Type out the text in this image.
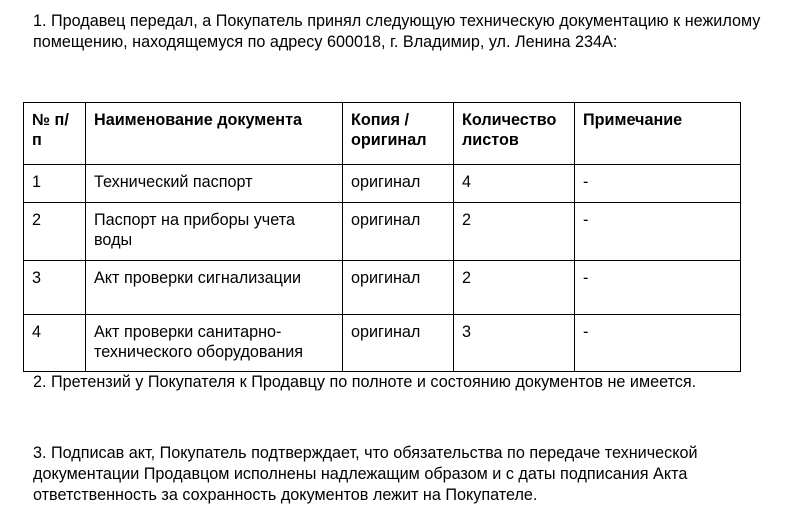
1. Продавец передал, а Покупатель принял следующую техническую документацию к нежилому помещению, находящемуся по адресу 600018, г. Владимир, ул. Ленина 234А:

№ п/п	Наименование документа	Копия / оригинал	Количество листов	Примечание
1	Технический паспорт	оригинал	4	-
2	Паспорт на приборы учета воды	оригинал	2	-
3	Акт проверки сигнализации	оригинал	2	-
4	Акт проверки санитарно-технического оборудования	оригинал	3	-

2. Претензий у Покупателя к Продавцу по полноте и состоянию документов не имеется.

3. Подписав акт, Покупатель подтверждает, что обязательства по передаче технической документации Продавцом исполнены надлежащим образом и с даты подписания Акта ответственность за сохранность документов лежит на Покупателе.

☆ ☆ ☆

WHAT THE TASK ASKS: Write the records out once more, exactly as they appear, with no pictures.

WRITTEN SOLUTION:
Type out the text in this image.
1. Продавец передал, а Покупатель принял следующую техническую документацию к нежилому помещению, находящемуся по адресу 600018, г. Владимир, ул. Ленина 234А:

№ п/п	Наименование документа	Копия / оригинал	Количество листов	Примечание
1	Технический паспорт	оригинал	4	-
2	Паспорт на приборы учета воды	оригинал	2	-
3	Акт проверки сигнализации	оригинал	2	-
4	Акт проверки санитарно-технического оборудования	оригинал	3	-

2. Претензий у Покупателя к Продавцу по полноте и состоянию документов не имеется.

3. Подписав акт, Покупатель подтверждает, что обязательства по передаче технической документации Продавцом исполнены надлежащим образом и с даты подписания Акта ответственность за сохранность документов лежит на Покупателе.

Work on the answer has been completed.